-- Begin Data supplied --

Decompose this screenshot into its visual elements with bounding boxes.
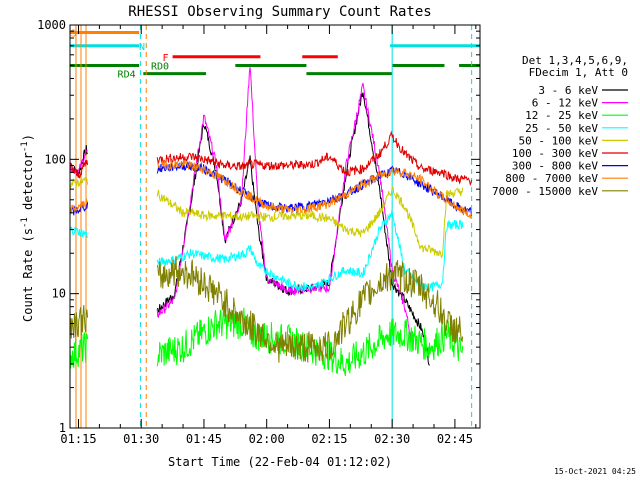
series-line-50-100-kev [70,176,464,259]
x-tick-label: 02:00 [249,432,285,446]
legend-label: 50 - 100 keV [519,134,599,147]
series-line-7000-15000-kev [70,255,464,363]
flag-label-rd4: RD4 [118,70,136,81]
series-line-100-300-kev [70,130,472,187]
x-tick-label: 01:15 [60,432,96,446]
flag-label-rd0: RD0 [151,61,169,72]
x-axis: 01:15 01:30 01:45 02:00 02:15 02:30 02:45 [60,25,477,446]
flag-label-s: S [70,28,76,39]
y-axis-label: Count Rate (s-1 detector-1) [20,134,35,322]
legend-label: 300 - 800 keV [512,160,598,173]
legend-label: 800 - 7000 keV [505,172,598,185]
plot-frame [69,24,481,429]
series-group [70,67,472,377]
legend: Det 1,3,4,5,6,9,FDecim 1, Att 0 3 - 6 keV… [492,54,628,198]
series-line-25-50-kev [70,210,464,293]
x-tick-label: 02:45 [437,432,473,446]
legend-label: 3 - 6 keV [538,84,598,97]
series-line-800-7000-kev [70,159,472,219]
x-tick-label: 02:15 [311,432,347,446]
series-line-12-25-kev [70,307,464,377]
x-tick-label: 01:45 [186,432,222,446]
legend-label: 100 - 300 keV [512,147,598,160]
y-tick-label: 10 [52,287,66,301]
legend-label: 6 - 12 keV [532,97,599,110]
timestamp: 15-Oct-2021 04:25 [554,467,636,476]
y-tick-label: 1 [59,421,66,435]
x-axis-label: Start Time (22-Feb-04 01:12:02) [168,455,392,469]
chart-title: RHESSI Observing Summary Count Rates [128,4,431,20]
x-tick-label: 02:30 [374,432,410,446]
y-tick-label: 1000 [37,18,66,32]
legend-label: 25 - 50 keV [525,122,598,135]
legend-header: Det 1,3,4,5,6,9, [522,54,628,67]
y-axis: 1 10 100 1000 [37,18,480,435]
y-tick-label: 100 [44,152,66,166]
x-tick-label: 01:30 [123,432,159,446]
flag-label-n: N [139,42,145,53]
flag-label-f: F [162,53,168,64]
legend-label: 7000 - 15000 keV [492,185,598,198]
legend-header: FDecim 1, Att 0 [529,66,628,79]
legend-label: 12 - 25 keV [525,109,598,122]
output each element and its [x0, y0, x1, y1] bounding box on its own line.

-- End Data supplied --

— Short problem —
Please reproduce all of the material above line for line, leaving out the pictures.

— Result below —
Decompose this screenshot into its visual elements with bounding boxes.
series-line-50-100-kev [70,176,464,259]
x-tick-label: 02:00 [249,432,285,446]
legend-label: 50 - 100 keV [519,134,599,147]
series-line-7000-15000-kev [70,255,464,363]
flag-label-rd4: RD4 [118,70,136,81]
series-line-100-300-kev [70,130,472,187]
x-tick-label: 01:15 [60,432,96,446]
flag-label-rd0: RD0 [151,61,169,72]
x-axis: 01:15 01:30 01:45 02:00 02:15 02:30 02:45 [60,25,477,446]
flag-label-s: S [70,28,76,39]
y-axis-label: Count Rate (s-1 detector-1) [20,134,35,322]
legend-label: 300 - 800 keV [512,160,598,173]
legend-label: 800 - 7000 keV [505,172,598,185]
plot-frame [69,24,481,429]
series-group [70,67,472,377]
legend: Det 1,3,4,5,6,9,FDecim 1, Att 0 3 - 6 keV… [492,54,628,198]
series-line-25-50-kev [70,210,464,293]
x-tick-label: 02:45 [437,432,473,446]
legend-label: 3 - 6 keV [538,84,598,97]
series-line-800-7000-kev [70,159,472,219]
x-tick-label: 02:15 [311,432,347,446]
series-line-12-25-kev [70,307,464,377]
x-tick-label: 01:45 [186,432,222,446]
legend-label: 100 - 300 keV [512,147,598,160]
y-tick-label: 10 [52,287,66,301]
legend-label: 6 - 12 keV [532,97,599,110]
timestamp: 15-Oct-2021 04:25 [554,467,636,476]
y-tick-label: 1 [59,421,66,435]
x-axis-label: Start Time (22-Feb-04 01:12:02) [168,455,392,469]
chart-title: RHESSI Observing Summary Count Rates [128,4,431,20]
x-tick-label: 02:30 [374,432,410,446]
y-tick-label: 1000 [37,18,66,32]
legend-label: 25 - 50 keV [525,122,598,135]
legend-header: Det 1,3,4,5,6,9, [522,54,628,67]
y-axis: 1 10 100 1000 [37,18,480,435]
y-tick-label: 100 [44,152,66,166]
x-tick-label: 01:30 [123,432,159,446]
flag-label-n: N [139,42,145,53]
flag-label-f: F [162,53,168,64]
legend-label: 7000 - 15000 keV [492,185,598,198]
legend-header: FDecim 1, Att 0 [529,66,628,79]
legend-label: 12 - 25 keV [525,109,598,122]
output each element and its [x0, y0, x1, y1] bounding box on its own line.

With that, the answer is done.